* _Exercise task_
Within the material below, find each line bearing the word "mountain" and present it.

※

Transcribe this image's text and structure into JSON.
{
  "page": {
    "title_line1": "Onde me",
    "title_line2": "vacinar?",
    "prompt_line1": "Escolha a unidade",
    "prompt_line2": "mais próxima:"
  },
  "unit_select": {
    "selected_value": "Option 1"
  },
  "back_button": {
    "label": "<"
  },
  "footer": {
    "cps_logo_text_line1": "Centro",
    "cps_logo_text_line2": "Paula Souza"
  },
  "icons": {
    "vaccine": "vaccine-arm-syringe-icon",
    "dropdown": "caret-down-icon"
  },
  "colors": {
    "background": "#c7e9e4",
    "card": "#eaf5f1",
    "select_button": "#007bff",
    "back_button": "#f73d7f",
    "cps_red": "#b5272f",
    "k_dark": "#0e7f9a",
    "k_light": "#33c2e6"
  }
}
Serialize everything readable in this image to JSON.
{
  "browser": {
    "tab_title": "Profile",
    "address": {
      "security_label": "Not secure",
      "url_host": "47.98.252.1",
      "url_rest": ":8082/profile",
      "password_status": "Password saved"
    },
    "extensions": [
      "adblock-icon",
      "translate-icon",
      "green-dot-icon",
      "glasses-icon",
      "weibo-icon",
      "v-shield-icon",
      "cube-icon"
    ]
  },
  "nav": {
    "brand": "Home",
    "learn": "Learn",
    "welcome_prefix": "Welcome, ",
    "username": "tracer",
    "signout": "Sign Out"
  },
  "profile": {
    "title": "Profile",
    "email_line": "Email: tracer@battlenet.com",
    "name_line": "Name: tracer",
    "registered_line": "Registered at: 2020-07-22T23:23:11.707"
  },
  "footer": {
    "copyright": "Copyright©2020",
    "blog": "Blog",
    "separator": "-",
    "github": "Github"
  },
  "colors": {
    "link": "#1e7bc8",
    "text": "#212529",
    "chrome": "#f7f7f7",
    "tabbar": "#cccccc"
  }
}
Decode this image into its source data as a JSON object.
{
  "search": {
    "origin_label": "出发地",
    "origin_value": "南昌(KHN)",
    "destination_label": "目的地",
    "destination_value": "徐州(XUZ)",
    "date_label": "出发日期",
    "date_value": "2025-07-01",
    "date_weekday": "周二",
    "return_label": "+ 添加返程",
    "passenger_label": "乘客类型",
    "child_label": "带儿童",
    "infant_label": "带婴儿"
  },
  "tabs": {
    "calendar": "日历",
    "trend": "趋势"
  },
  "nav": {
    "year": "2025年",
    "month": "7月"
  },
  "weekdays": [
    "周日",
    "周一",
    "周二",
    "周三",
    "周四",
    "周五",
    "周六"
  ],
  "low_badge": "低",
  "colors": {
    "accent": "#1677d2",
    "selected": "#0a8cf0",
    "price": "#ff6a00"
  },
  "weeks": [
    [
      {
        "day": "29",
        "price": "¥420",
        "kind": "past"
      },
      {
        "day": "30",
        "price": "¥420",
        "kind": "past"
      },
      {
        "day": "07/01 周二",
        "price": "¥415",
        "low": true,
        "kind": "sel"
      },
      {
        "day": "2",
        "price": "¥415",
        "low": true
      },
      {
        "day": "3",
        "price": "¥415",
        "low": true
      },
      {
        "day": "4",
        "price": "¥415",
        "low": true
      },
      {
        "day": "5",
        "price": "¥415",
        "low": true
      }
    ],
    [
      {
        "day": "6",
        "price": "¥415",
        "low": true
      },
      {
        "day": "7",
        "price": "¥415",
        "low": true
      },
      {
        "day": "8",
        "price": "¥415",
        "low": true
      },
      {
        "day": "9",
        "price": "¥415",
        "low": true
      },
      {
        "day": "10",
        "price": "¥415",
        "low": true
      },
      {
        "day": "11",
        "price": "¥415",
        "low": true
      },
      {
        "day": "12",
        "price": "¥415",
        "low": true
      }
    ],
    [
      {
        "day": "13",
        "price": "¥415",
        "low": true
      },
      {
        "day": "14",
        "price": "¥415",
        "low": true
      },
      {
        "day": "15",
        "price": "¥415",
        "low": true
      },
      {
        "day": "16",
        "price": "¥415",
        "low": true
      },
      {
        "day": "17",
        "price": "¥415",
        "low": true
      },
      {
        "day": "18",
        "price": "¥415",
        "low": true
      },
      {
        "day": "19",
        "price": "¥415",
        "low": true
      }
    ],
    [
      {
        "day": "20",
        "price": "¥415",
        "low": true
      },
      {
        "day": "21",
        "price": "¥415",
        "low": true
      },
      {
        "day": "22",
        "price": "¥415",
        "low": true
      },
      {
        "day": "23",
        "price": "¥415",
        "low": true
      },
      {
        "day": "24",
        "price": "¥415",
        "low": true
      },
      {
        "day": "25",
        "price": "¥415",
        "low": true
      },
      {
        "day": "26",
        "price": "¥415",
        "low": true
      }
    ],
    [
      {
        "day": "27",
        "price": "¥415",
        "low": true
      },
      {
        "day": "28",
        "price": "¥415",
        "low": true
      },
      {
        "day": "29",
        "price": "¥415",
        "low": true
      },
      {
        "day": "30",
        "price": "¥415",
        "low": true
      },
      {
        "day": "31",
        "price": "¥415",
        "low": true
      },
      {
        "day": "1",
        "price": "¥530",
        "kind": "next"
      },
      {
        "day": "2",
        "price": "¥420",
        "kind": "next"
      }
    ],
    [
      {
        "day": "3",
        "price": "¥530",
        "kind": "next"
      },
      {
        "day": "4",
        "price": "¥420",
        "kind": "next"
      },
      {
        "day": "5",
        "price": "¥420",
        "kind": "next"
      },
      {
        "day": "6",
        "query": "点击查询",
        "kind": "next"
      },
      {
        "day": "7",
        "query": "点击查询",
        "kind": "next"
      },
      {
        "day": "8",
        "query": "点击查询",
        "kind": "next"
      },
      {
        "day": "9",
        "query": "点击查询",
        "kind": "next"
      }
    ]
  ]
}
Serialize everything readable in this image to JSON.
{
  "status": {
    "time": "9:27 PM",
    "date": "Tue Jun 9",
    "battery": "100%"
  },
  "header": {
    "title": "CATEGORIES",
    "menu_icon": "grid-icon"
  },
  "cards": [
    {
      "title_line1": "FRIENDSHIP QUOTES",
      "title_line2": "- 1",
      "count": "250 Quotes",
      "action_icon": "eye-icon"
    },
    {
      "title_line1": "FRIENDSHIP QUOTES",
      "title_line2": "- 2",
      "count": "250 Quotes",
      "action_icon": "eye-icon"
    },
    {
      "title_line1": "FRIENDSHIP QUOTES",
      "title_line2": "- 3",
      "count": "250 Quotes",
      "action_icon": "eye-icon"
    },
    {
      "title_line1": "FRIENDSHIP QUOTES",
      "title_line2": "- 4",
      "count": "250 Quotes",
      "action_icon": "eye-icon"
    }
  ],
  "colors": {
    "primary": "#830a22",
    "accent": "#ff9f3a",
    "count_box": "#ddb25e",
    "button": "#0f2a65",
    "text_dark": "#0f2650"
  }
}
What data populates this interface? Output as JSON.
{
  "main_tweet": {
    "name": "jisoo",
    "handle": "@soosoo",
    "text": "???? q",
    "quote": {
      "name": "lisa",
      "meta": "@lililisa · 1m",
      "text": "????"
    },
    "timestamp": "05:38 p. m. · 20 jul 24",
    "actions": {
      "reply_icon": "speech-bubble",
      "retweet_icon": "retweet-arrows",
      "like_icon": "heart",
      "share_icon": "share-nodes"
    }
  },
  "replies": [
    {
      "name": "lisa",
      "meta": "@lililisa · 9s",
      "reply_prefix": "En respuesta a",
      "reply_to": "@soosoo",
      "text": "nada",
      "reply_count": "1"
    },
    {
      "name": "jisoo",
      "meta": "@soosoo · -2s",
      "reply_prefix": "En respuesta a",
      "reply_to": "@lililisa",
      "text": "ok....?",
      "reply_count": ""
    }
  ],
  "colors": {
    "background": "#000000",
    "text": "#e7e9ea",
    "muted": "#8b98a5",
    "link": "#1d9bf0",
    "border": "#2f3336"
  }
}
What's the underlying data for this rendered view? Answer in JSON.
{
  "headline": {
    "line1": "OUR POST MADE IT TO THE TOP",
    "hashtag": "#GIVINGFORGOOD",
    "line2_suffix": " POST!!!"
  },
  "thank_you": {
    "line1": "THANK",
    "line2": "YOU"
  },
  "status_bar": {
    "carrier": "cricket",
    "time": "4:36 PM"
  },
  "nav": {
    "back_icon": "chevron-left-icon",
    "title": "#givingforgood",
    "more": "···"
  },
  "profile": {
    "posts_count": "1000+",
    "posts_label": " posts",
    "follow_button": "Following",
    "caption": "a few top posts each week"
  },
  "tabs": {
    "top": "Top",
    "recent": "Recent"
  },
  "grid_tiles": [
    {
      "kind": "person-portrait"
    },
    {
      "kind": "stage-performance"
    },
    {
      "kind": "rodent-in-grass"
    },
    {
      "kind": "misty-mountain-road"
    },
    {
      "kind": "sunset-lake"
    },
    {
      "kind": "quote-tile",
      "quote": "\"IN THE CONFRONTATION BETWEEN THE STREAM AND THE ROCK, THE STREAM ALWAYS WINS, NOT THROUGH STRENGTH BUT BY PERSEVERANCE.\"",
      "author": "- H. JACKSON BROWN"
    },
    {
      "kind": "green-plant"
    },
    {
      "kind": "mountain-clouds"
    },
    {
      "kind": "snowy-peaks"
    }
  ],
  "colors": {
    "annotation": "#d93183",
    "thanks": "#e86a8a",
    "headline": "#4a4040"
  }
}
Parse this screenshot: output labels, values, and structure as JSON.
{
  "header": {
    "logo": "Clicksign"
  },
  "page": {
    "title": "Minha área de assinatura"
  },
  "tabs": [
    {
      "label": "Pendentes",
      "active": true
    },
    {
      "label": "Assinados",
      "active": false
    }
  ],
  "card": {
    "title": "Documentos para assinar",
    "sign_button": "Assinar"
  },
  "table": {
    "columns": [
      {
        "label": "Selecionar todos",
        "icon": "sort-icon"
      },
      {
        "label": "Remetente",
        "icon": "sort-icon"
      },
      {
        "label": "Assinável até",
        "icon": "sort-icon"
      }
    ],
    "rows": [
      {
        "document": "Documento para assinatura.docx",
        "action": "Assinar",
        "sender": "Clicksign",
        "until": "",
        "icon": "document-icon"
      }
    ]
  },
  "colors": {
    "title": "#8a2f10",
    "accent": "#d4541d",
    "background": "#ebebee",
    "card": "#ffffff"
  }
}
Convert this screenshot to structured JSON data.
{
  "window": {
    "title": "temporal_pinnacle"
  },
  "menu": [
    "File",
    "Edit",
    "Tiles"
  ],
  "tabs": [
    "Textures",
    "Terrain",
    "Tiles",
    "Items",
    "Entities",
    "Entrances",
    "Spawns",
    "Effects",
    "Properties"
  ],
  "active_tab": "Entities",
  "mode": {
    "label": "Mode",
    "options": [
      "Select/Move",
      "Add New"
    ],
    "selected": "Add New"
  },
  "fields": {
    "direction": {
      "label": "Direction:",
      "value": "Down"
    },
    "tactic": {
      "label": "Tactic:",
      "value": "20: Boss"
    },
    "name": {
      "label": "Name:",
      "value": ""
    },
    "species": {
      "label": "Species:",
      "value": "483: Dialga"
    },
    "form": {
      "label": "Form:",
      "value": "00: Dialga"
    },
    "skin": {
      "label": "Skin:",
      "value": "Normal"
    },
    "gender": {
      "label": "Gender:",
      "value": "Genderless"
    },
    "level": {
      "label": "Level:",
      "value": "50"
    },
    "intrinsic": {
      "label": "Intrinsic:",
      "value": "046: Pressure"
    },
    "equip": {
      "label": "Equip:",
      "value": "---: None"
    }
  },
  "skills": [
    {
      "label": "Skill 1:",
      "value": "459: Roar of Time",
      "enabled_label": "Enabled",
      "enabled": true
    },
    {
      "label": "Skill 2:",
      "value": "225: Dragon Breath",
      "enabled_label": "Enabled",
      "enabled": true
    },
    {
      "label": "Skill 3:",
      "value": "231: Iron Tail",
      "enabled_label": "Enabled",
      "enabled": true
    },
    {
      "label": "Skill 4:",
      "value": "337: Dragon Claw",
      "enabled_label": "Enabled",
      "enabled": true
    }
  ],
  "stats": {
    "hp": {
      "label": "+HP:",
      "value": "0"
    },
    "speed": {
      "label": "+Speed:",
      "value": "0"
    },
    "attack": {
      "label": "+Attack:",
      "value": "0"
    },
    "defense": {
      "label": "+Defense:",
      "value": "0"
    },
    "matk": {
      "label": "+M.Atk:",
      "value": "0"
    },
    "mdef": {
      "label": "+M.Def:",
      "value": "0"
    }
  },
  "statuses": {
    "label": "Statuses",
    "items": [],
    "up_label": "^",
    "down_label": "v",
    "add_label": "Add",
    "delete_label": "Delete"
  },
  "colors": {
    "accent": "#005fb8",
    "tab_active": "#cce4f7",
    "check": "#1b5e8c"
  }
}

※

* _Solution to the exercise_
      "kind": "misty-mountain-road"
      "kind": "mountain-clouds"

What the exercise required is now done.